-- begin Given records --

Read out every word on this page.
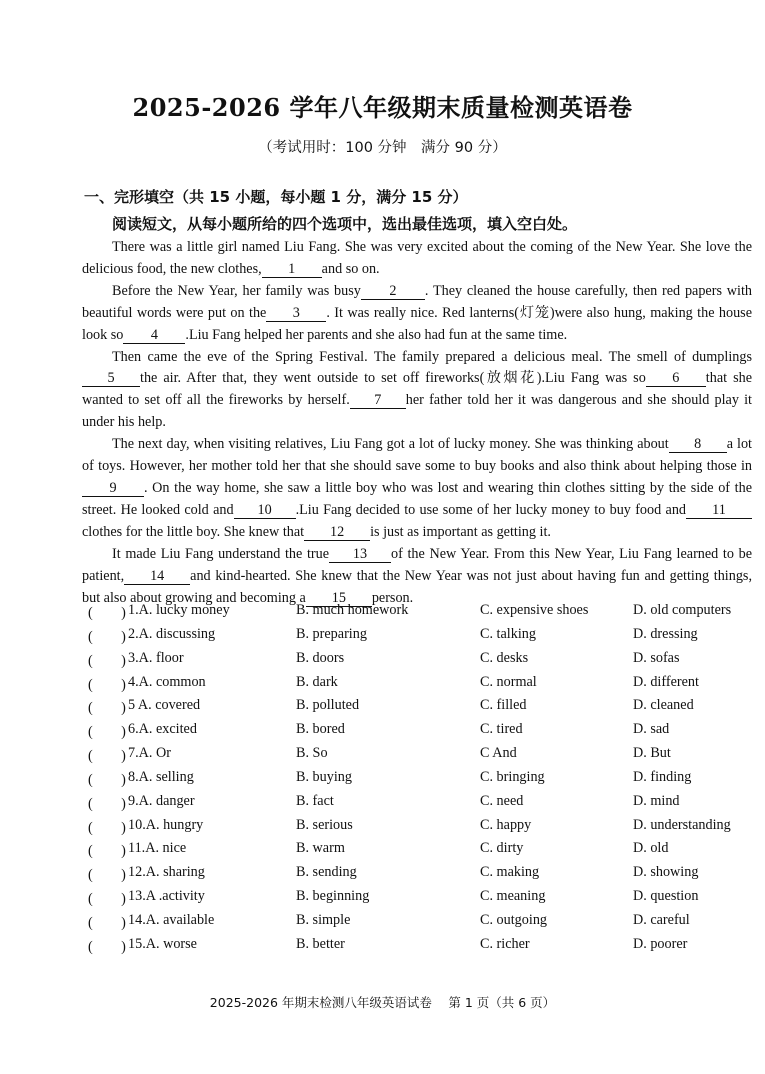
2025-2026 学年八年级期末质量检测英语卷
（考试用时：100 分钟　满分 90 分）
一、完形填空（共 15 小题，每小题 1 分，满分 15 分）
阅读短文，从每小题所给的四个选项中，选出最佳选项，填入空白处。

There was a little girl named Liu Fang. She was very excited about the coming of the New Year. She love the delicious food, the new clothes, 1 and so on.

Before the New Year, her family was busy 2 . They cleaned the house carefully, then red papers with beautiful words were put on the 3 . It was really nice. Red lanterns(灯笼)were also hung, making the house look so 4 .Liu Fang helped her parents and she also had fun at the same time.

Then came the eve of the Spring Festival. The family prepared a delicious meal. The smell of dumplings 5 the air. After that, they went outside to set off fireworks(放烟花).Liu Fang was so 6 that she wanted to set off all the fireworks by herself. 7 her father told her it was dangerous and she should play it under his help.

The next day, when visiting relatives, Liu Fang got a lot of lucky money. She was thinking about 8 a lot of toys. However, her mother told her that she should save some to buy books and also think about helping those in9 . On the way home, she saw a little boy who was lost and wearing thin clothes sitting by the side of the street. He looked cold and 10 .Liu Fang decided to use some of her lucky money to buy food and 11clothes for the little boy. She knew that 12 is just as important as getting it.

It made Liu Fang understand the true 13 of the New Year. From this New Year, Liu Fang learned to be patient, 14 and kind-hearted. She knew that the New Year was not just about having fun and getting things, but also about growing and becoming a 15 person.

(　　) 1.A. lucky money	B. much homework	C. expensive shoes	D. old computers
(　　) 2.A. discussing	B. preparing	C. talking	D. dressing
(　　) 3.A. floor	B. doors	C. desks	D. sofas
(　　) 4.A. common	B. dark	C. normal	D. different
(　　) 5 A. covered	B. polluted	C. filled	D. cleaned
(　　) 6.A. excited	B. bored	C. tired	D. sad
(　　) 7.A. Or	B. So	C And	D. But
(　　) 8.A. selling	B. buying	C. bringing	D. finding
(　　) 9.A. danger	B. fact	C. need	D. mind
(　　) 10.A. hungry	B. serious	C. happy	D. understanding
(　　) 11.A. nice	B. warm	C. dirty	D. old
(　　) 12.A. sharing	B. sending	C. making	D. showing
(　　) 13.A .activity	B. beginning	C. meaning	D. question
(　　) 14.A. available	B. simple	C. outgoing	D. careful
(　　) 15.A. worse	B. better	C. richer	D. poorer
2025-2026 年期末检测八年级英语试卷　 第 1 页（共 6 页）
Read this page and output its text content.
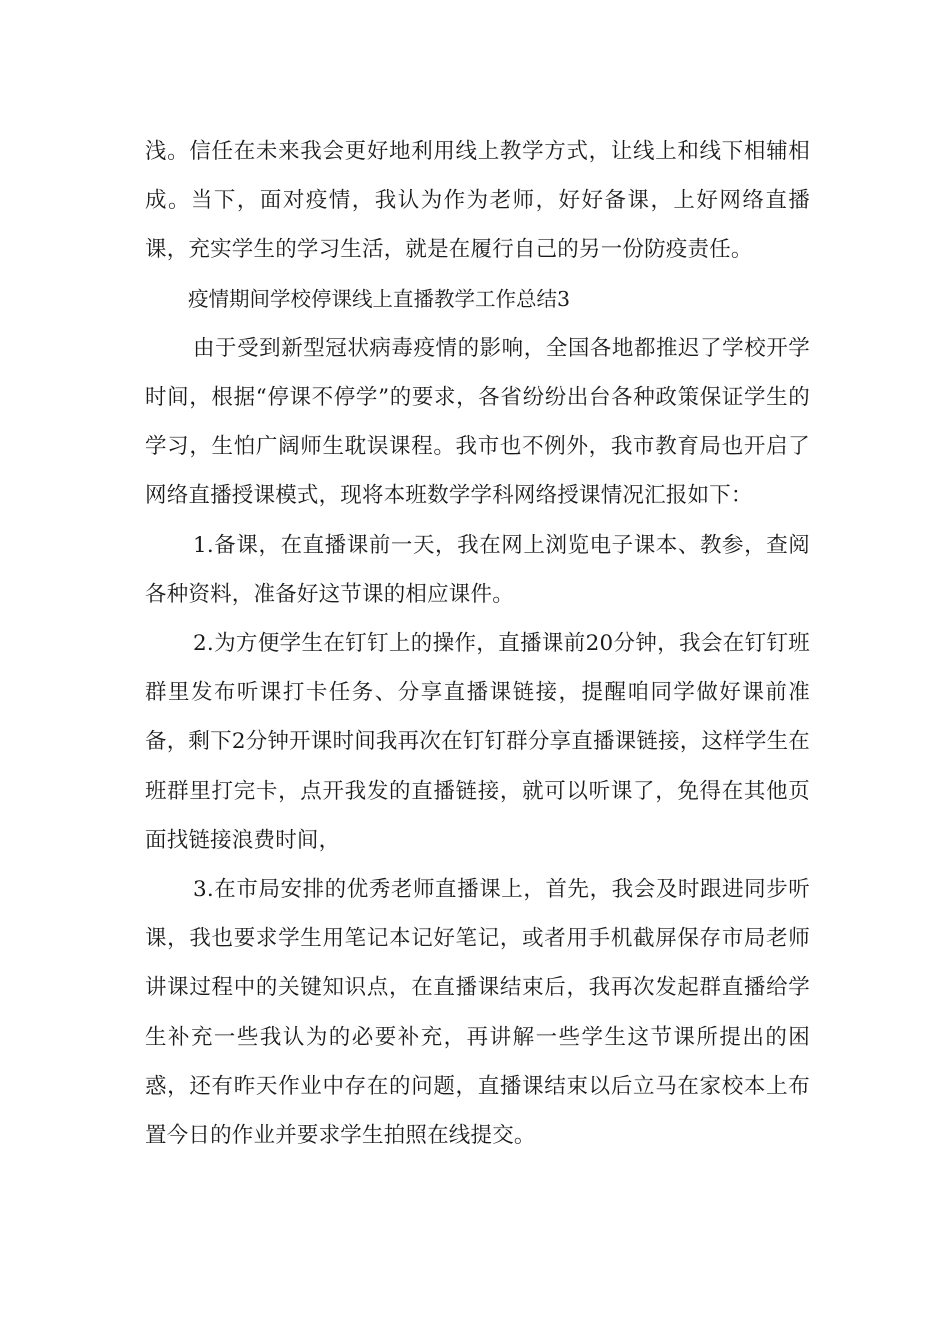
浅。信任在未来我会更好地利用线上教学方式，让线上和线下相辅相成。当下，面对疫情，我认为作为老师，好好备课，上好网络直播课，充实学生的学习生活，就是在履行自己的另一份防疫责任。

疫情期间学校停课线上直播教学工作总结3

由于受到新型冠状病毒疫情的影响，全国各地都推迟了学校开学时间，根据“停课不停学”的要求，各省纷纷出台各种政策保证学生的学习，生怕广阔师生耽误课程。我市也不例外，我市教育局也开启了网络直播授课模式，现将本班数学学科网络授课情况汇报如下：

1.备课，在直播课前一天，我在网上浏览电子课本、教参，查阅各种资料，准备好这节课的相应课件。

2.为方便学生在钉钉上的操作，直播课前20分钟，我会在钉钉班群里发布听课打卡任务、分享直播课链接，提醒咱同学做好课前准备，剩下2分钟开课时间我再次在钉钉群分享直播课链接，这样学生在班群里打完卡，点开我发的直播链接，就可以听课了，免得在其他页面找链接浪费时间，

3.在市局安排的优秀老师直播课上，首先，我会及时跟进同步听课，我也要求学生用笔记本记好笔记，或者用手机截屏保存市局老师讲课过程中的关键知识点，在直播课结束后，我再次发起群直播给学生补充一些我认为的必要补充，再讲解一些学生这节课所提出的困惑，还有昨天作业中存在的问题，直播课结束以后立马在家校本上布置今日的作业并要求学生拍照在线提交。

-- end Given records --

## Instruction:
Where a line holds the string "excited", copy that line.

## Answer for this exercise:
There was a little girl named Liu Fang. She was very excited about the coming of the New Year. She love the delicious food, the new clothes, 1 and so on.
(　　) 6.A. excited	B. bored	C. tired	D. sad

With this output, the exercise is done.